TASK TO CARRY OUT ▸
The records below must be duplicated exactly, character for character.

=== STORED ROWS ===

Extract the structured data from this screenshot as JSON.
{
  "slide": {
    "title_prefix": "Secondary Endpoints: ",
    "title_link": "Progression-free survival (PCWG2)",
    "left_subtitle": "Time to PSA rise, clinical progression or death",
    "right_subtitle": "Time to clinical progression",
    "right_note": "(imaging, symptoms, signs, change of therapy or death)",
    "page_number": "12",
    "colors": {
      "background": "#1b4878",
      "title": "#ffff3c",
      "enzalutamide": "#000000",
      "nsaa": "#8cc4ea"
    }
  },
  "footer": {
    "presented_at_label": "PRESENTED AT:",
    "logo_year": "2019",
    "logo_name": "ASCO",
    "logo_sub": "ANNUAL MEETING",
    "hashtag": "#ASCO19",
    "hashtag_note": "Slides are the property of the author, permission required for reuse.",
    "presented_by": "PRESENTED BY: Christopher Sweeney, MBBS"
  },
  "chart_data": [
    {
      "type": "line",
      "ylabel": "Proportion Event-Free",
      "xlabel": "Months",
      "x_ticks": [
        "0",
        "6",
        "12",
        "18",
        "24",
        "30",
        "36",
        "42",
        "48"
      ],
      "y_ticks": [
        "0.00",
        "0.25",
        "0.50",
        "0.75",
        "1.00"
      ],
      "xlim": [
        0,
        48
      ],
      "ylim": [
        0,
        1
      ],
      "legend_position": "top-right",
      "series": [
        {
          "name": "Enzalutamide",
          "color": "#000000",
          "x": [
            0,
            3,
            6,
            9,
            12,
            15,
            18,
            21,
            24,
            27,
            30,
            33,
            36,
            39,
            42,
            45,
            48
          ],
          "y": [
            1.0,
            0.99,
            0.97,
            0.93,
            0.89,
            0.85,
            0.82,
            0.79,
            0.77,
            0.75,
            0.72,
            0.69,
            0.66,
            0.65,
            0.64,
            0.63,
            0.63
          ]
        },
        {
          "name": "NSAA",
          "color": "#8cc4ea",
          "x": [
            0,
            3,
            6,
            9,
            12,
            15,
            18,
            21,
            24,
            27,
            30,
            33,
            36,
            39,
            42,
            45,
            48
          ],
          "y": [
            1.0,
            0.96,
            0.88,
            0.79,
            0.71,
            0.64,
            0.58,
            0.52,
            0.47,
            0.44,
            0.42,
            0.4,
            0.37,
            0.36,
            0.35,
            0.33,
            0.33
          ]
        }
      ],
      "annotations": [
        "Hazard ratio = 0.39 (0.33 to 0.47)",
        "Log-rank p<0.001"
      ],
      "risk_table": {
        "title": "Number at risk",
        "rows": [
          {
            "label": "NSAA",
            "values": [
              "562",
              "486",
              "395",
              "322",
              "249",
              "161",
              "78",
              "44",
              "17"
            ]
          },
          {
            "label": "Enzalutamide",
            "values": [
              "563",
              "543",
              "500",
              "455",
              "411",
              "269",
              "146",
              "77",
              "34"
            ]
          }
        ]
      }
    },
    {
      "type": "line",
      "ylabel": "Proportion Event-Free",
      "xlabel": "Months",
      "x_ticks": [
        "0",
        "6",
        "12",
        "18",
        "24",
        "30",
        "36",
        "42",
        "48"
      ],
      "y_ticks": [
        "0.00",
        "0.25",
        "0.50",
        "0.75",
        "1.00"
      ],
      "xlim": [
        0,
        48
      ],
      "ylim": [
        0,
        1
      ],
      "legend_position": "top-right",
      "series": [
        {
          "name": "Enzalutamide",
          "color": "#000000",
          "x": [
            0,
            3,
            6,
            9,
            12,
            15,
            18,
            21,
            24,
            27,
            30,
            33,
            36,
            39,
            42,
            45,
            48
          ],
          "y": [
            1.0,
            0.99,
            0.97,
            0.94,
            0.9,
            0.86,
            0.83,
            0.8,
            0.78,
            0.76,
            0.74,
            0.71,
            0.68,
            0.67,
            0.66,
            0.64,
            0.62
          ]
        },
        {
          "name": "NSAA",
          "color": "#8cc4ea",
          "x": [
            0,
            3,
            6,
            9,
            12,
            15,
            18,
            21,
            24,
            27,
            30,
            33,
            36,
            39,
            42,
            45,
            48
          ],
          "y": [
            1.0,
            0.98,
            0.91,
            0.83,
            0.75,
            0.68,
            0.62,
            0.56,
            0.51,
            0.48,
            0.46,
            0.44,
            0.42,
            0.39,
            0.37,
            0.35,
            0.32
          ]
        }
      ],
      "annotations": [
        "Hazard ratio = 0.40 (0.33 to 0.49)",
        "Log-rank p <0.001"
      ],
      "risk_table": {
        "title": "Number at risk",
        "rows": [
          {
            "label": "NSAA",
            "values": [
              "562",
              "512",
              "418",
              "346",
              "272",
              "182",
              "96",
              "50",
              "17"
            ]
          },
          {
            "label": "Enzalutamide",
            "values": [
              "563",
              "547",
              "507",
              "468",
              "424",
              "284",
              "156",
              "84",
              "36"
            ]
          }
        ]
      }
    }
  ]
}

===

TASK OUTPUT ▸
Extract the structured data from this screenshot as JSON.
{
  "slide": {
    "title_prefix": "Secondary Endpoints: ",
    "title_link": "Progression-free survival (PCWG2)",
    "left_subtitle": "Time to PSA rise, clinical progression or death",
    "right_subtitle": "Time to clinical progression",
    "right_note": "(imaging, symptoms, signs, change of therapy or death)",
    "page_number": "12",
    "colors": {
      "background": "#1b4878",
      "title": "#ffff3c",
      "enzalutamide": "#000000",
      "nsaa": "#8cc4ea"
    }
  },
  "footer": {
    "presented_at_label": "PRESENTED AT:",
    "logo_year": "2019",
    "logo_name": "ASCO",
    "logo_sub": "ANNUAL MEETING",
    "hashtag": "#ASCO19",
    "hashtag_note": "Slides are the property of the author, permission required for reuse.",
    "presented_by": "PRESENTED BY: Christopher Sweeney, MBBS"
  },
  "chart_data": [
    {
      "type": "line",
      "ylabel": "Proportion Event-Free",
      "xlabel": "Months",
      "x_ticks": [
        "0",
        "6",
        "12",
        "18",
        "24",
        "30",
        "36",
        "42",
        "48"
      ],
      "y_ticks": [
        "0.00",
        "0.25",
        "0.50",
        "0.75",
        "1.00"
      ],
      "xlim": [
        0,
        48
      ],
      "ylim": [
        0,
        1
      ],
      "legend_position": "top-right",
      "series": [
        {
          "name": "Enzalutamide",
          "color": "#000000",
          "x": [
            0,
            3,
            6,
            9,
            12,
            15,
            18,
            21,
            24,
            27,
            30,
            33,
            36,
            39,
            42,
            45,
            48
          ],
          "y": [
            1.0,
            0.99,
            0.97,
            0.93,
            0.89,
            0.85,
            0.82,
            0.79,
            0.77,
            0.75,
            0.72,
            0.69,
            0.66,
            0.65,
            0.64,
            0.63,
            0.63
          ]
        },
        {
          "name": "NSAA",
          "color": "#8cc4ea",
          "x": [
            0,
            3,
            6,
            9,
            12,
            15,
            18,
            21,
            24,
            27,
            30,
            33,
            36,
            39,
            42,
            45,
            48
          ],
          "y": [
            1.0,
            0.96,
            0.88,
            0.79,
            0.71,
            0.64,
            0.58,
            0.52,
            0.47,
            0.44,
            0.42,
            0.4,
            0.37,
            0.36,
            0.35,
            0.33,
            0.33
          ]
        }
      ],
      "annotations": [
        "Hazard ratio = 0.39 (0.33 to 0.47)",
        "Log-rank p<0.001"
      ],
      "risk_table": {
        "title": "Number at risk",
        "rows": [
          {
            "label": "NSAA",
            "values": [
              "562",
              "486",
              "395",
              "322",
              "249",
              "161",
              "78",
              "44",
              "17"
            ]
          },
          {
            "label": "Enzalutamide",
            "values": [
              "563",
              "543",
              "500",
              "455",
              "411",
              "269",
              "146",
              "77",
              "34"
            ]
          }
        ]
      }
    },
    {
      "type": "line",
      "ylabel": "Proportion Event-Free",
      "xlabel": "Months",
      "x_ticks": [
        "0",
        "6",
        "12",
        "18",
        "24",
        "30",
        "36",
        "42",
        "48"
      ],
      "y_ticks": [
        "0.00",
        "0.25",
        "0.50",
        "0.75",
        "1.00"
      ],
      "xlim": [
        0,
        48
      ],
      "ylim": [
        0,
        1
      ],
      "legend_position": "top-right",
      "series": [
        {
          "name": "Enzalutamide",
          "color": "#000000",
          "x": [
            0,
            3,
            6,
            9,
            12,
            15,
            18,
            21,
            24,
            27,
            30,
            33,
            36,
            39,
            42,
            45,
            48
          ],
          "y": [
            1.0,
            0.99,
            0.97,
            0.94,
            0.9,
            0.86,
            0.83,
            0.8,
            0.78,
            0.76,
            0.74,
            0.71,
            0.68,
            0.67,
            0.66,
            0.64,
            0.62
          ]
        },
        {
          "name": "NSAA",
          "color": "#8cc4ea",
          "x": [
            0,
            3,
            6,
            9,
            12,
            15,
            18,
            21,
            24,
            27,
            30,
            33,
            36,
            39,
            42,
            45,
            48
          ],
          "y": [
            1.0,
            0.98,
            0.91,
            0.83,
            0.75,
            0.68,
            0.62,
            0.56,
            0.51,
            0.48,
            0.46,
            0.44,
            0.42,
            0.39,
            0.37,
            0.35,
            0.32
          ]
        }
      ],
      "annotations": [
        "Hazard ratio = 0.40 (0.33 to 0.49)",
        "Log-rank p <0.001"
      ],
      "risk_table": {
        "title": "Number at risk",
        "rows": [
          {
            "label": "NSAA",
            "values": [
              "562",
              "512",
              "418",
              "346",
              "272",
              "182",
              "96",
              "50",
              "17"
            ]
          },
          {
            "label": "Enzalutamide",
            "values": [
              "563",
              "547",
              "507",
              "468",
              "424",
              "284",
              "156",
              "84",
              "36"
            ]
          }
        ]
      }
    }
  ]
}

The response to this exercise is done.